▸ **INFORMATION SHOWN**:
○ ○ ○ ○ ○

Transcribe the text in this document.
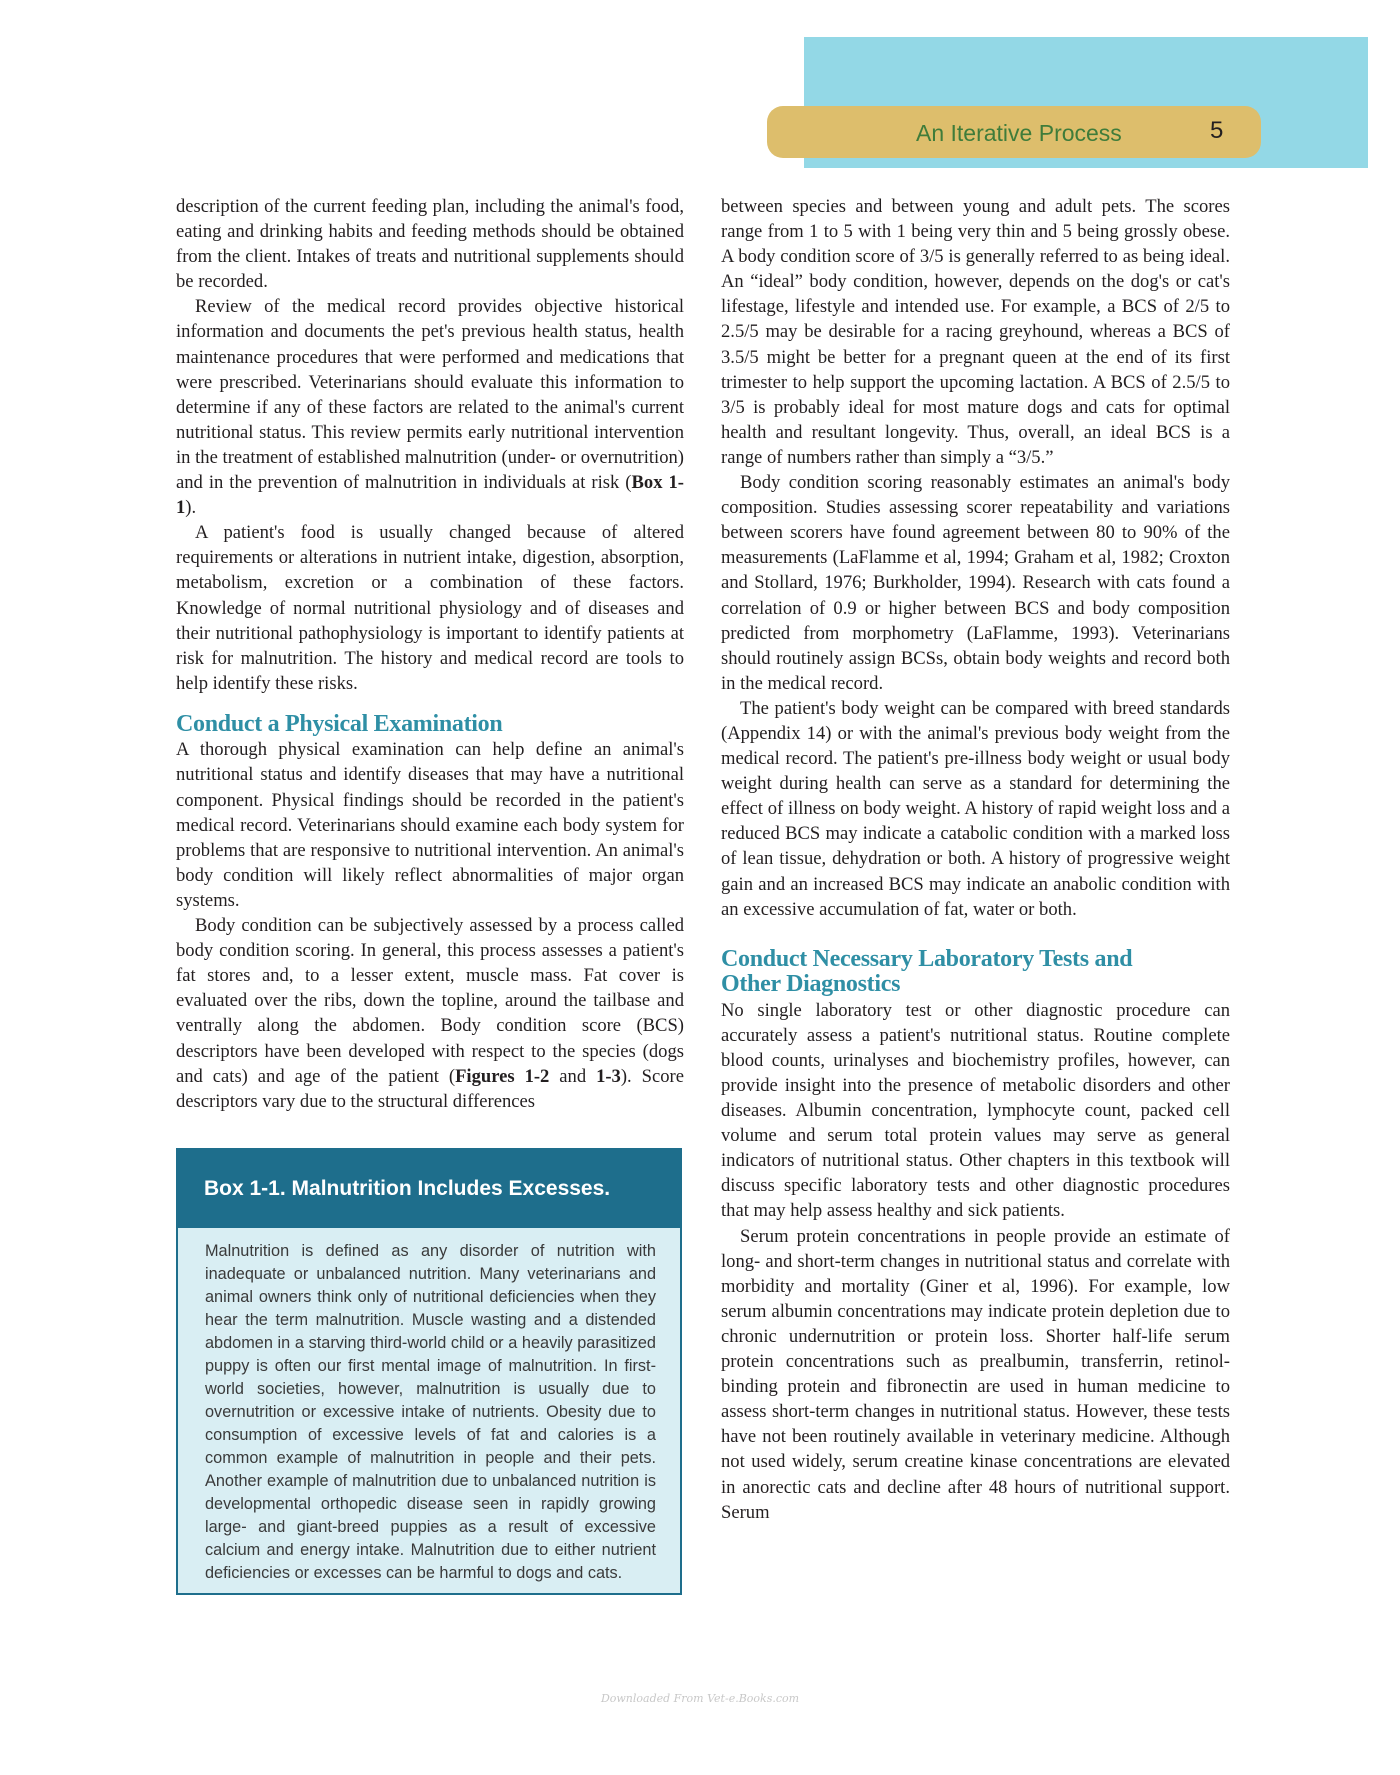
An Iterative Process	5

description of the current feeding plan, including the animal's food, eating and drinking habits and feeding methods should be obtained from the client. Intakes of treats and nutritional supplements should be recorded.

Review of the medical record provides objective historical information and documents the pet's previous health status, health maintenance procedures that were performed and medications that were prescribed. Veterinarians should evaluate this information to determine if any of these factors are related to the animal's current nutritional status. This review permits early nutritional intervention in the treatment of established malnutrition (under- or overnutrition) and in the prevention of malnutrition in individuals at risk (Box 1-1).

A patient's food is usually changed because of altered requirements or alterations in nutrient intake, digestion, absorption, metabolism, excretion or a combination of these factors. Knowledge of normal nutritional physiology and of diseases and their nutritional pathophysiology is important to identify patients at risk for malnutrition. The history and medical record are tools to help identify these risks.

Conduct a Physical Examination

A thorough physical examination can help define an animal's nutritional status and identify diseases that may have a nutritional component. Physical findings should be recorded in the patient's medical record. Veterinarians should examine each body system for problems that are responsive to nutritional intervention. An animal's body condition will likely reflect abnormalities of major organ systems.

Body condition can be subjectively assessed by a process called body condition scoring. In general, this process assesses a patient's fat stores and, to a lesser extent, muscle mass. Fat cover is evaluated over the ribs, down the topline, around the tailbase and ventrally along the abdomen. Body condition score (BCS) descriptors have been developed with respect to the species (dogs and cats) and age of the patient (Figures 1-2 and 1-3). Score descriptors vary due to the structural differences

Box 1-1. Malnutrition Includes Excesses.
Malnutrition is defined as any disorder of nutrition with inadequate or unbalanced nutrition. Many veterinarians and animal owners think only of nutritional deficiencies when they hear the term malnutrition. Muscle wasting and a distended abdomen in a starving third-world child or a heavily parasitized puppy is often our first mental image of malnutrition. In first-world societies, however, malnutrition is usually due to overnutrition or excessive intake of nutrients. Obesity due to consumption of excessive levels of fat and calories is a common example of malnutrition in people and their pets. Another example of malnutrition due to unbalanced nutrition is developmental orthopedic disease seen in rapidly growing large- and giant-breed puppies as a result of excessive calcium and energy intake. Malnutrition due to either nutrient deficiencies or excesses can be harmful to dogs and cats.

between species and between young and adult pets. The scores range from 1 to 5 with 1 being very thin and 5 being grossly obese. A body condition score of 3/5 is generally referred to as being ideal. An “ideal” body condition, however, depends on the dog's or cat's lifestage, lifestyle and intended use. For example, a BCS of 2/5 to 2.5/5 may be desirable for a racing greyhound, whereas a BCS of 3.5/5 might be better for a pregnant queen at the end of its first trimester to help support the upcoming lactation. A BCS of 2.5/5 to 3/5 is probably ideal for most mature dogs and cats for optimal health and resultant longevity. Thus, overall, an ideal BCS is a range of numbers rather than simply a “3/5.”

Body condition scoring reasonably estimates an animal's body composition. Studies assessing scorer repeatability and variations between scorers have found agreement between 80 to 90% of the measurements (LaFlamme et al, 1994; Graham et al, 1982; Croxton and Stollard, 1976; Burkholder, 1994). Research with cats found a correlation of 0.9 or higher between BCS and body composition predicted from morphometry (LaFlamme, 1993). Veterinarians should routinely assign BCSs, obtain body weights and record both in the medical record.

The patient's body weight can be compared with breed standards (Appendix 14) or with the animal's previous body weight from the medical record. The patient's pre-illness body weight or usual body weight during health can serve as a standard for determining the effect of illness on body weight. A history of rapid weight loss and a reduced BCS may indicate a catabolic condition with a marked loss of lean tissue, dehydration or both. A history of progressive weight gain and an increased BCS may indicate an anabolic condition with an excessive accumulation of fat, water or both.

Conduct Necessary Laboratory Tests and
Other Diagnostics

No single laboratory test or other diagnostic procedure can accurately assess a patient's nutritional status. Routine complete blood counts, urinalyses and biochemistry profiles, however, can provide insight into the presence of metabolic disorders and other diseases. Albumin concentration, lymphocyte count, packed cell volume and serum total protein values may serve as general indicators of nutritional status. Other chapters in this textbook will discuss specific laboratory tests and other diagnostic procedures that may help assess healthy and sick patients.

Serum protein concentrations in people provide an estimate of long- and short-term changes in nutritional status and correlate with morbidity and mortality (Giner et al, 1996). For example, low serum albumin concentrations may indicate protein depletion due to chronic undernutrition or protein loss. Shorter half-life serum protein concentrations such as prealbumin, transferrin, retinol-binding protein and fibronectin are used in human medicine to assess short-term changes in nutritional status. However, these tests have not been routinely available in veterinary medicine. Although not used widely, serum creatine kinase concentrations are elevated in anorectic cats and decline after 48 hours of nutritional support. Serum

Downloaded From Vet-e.Books.com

○ ○ ○ ○ ○

▸ **PROBLEM TO WORK ON**: Provide a count of the lines in the data above that include the word "Physical", stating the number alone.

▸ **YOUR SOLUTION**: 2